WHAT YOU HAVE TO DO: Separate out the lines that hold "Mortar".

DATA SHOWN:
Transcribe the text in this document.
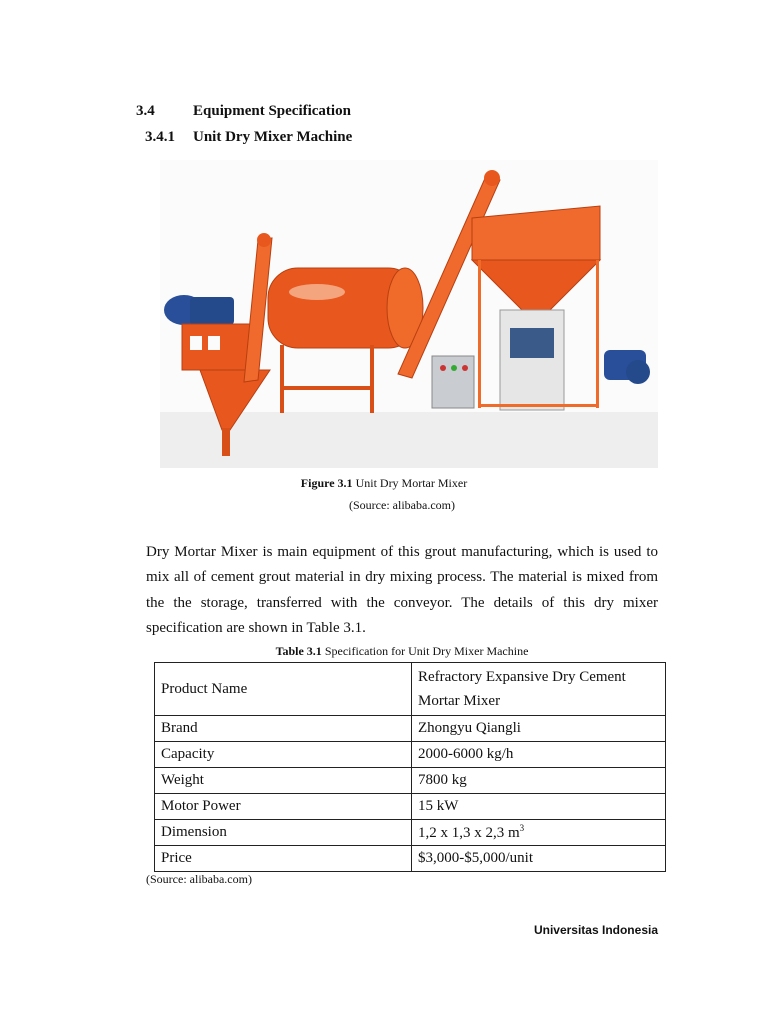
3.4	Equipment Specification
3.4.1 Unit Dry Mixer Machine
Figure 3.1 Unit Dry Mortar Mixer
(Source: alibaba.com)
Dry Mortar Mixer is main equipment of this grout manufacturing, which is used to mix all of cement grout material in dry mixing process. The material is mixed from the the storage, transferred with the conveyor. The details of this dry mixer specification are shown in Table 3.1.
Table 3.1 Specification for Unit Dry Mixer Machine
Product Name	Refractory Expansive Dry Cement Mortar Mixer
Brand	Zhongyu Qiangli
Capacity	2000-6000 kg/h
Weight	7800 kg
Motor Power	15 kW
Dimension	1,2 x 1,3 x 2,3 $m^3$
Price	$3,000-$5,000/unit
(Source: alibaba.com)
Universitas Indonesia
==
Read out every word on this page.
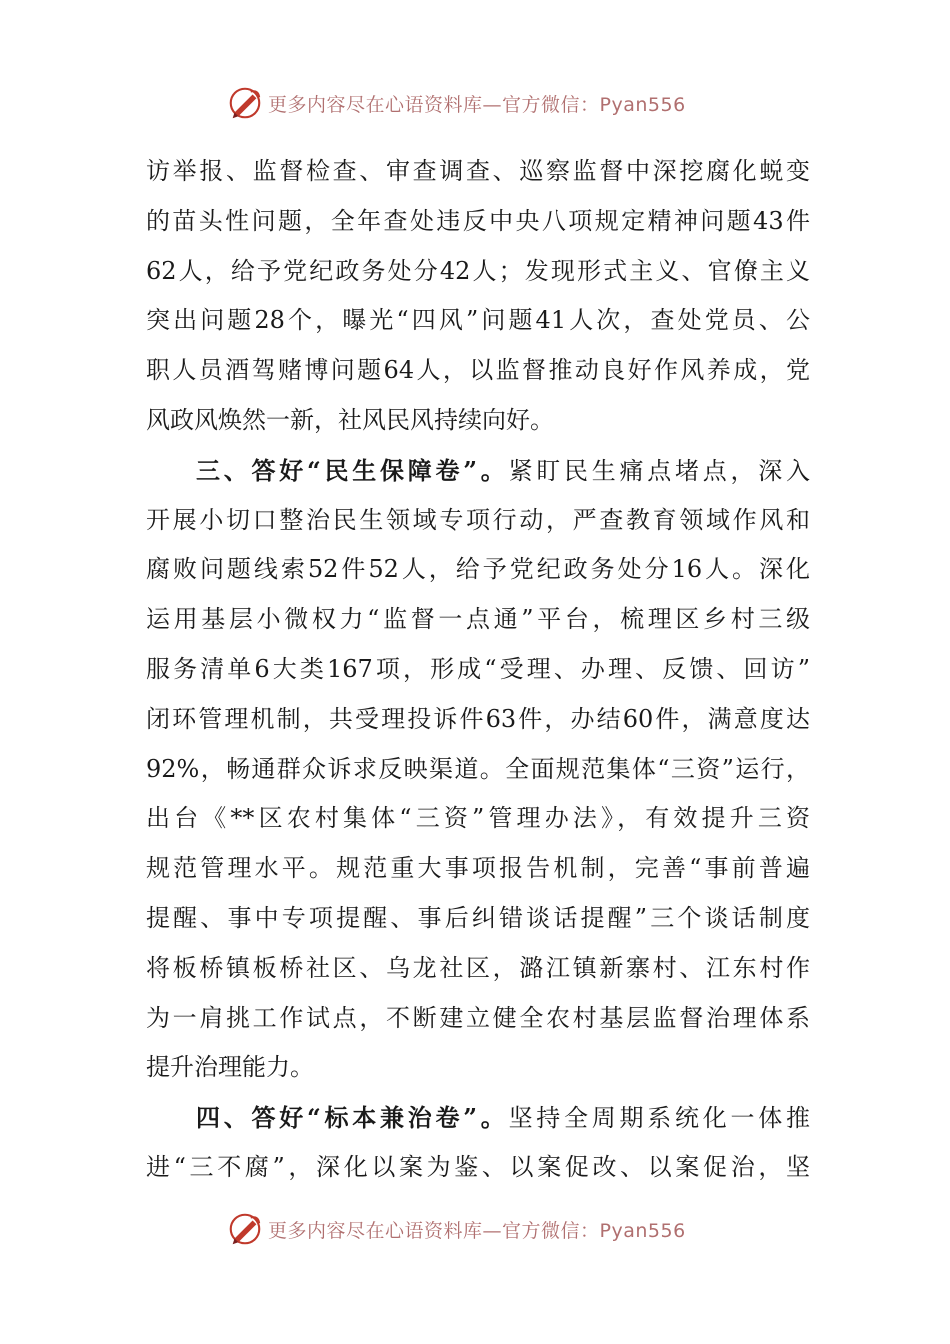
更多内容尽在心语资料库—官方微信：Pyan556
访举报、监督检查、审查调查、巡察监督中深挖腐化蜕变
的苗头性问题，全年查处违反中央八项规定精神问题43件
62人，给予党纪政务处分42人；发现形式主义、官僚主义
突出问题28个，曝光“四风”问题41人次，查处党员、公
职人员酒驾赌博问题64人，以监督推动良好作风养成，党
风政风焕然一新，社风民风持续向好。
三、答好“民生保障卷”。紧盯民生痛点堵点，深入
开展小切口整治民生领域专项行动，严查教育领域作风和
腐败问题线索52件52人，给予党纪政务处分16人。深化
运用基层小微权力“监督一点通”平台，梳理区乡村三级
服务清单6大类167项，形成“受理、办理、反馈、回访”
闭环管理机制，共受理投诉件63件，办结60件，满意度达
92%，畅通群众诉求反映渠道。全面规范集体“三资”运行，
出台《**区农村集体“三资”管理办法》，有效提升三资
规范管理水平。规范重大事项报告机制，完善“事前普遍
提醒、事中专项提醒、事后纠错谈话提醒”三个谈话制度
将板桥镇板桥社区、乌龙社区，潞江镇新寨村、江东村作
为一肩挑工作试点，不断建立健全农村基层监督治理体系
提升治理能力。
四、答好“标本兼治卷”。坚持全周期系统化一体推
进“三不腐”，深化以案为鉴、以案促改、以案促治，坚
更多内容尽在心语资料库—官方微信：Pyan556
---
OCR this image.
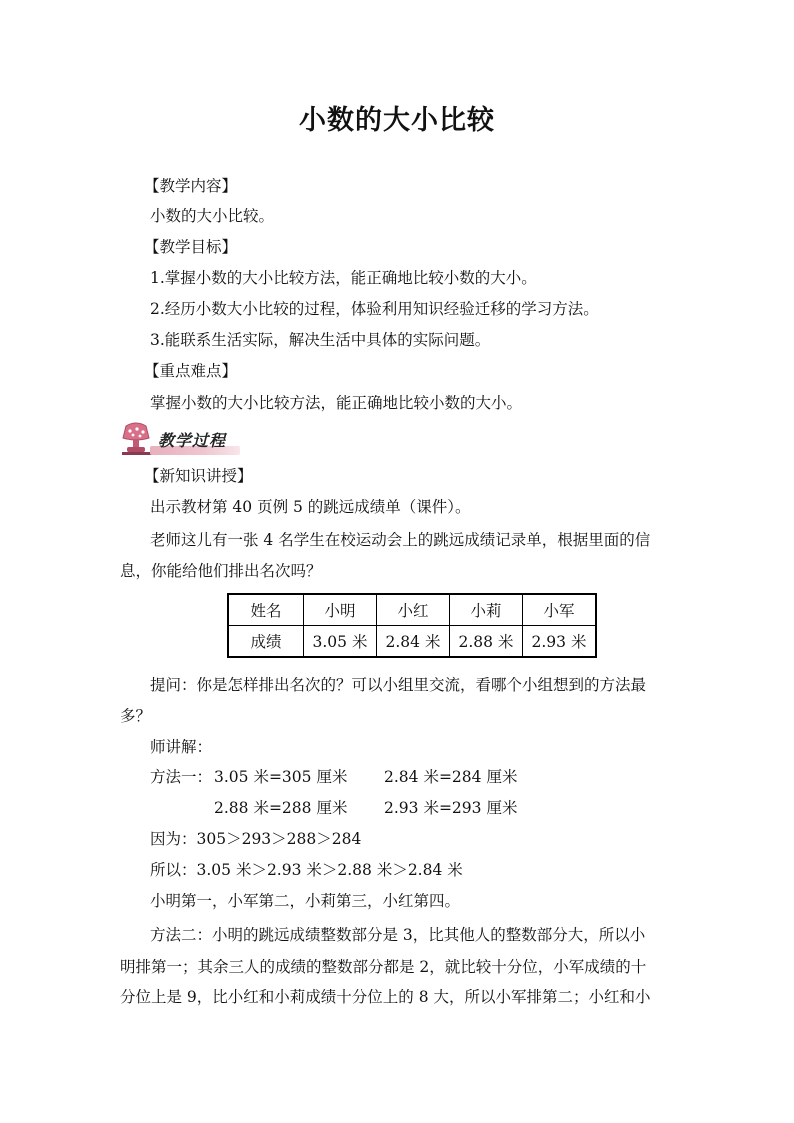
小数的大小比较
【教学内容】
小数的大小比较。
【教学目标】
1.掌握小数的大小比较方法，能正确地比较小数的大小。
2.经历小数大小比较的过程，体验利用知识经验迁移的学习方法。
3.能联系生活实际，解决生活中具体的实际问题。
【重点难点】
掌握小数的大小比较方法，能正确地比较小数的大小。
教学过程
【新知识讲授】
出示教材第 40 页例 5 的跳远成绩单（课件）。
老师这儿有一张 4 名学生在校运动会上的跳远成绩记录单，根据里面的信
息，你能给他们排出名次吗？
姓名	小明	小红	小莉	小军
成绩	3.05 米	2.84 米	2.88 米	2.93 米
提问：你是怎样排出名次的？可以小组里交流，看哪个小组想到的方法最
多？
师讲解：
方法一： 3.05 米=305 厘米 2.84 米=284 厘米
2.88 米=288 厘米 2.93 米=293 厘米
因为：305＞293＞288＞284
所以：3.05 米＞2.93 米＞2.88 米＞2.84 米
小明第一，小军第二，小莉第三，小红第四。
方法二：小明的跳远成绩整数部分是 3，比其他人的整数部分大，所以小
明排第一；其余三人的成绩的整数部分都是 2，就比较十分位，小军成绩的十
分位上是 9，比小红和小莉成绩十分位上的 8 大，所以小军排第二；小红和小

WRITTEN RESPONSE:
Figure 3.1 Unit Dry Mortar Mixer
Dry Mortar Mixer is main equipment of this grout manufacturing, which is used to mix all of cement grout material in dry mixing process. The material is mixed from the the storage, transferred with the conveyor. The details of this dry mixer specification are shown in Table 3.1.
Product Name	Refractory Expansive Dry Cement Mortar Mixer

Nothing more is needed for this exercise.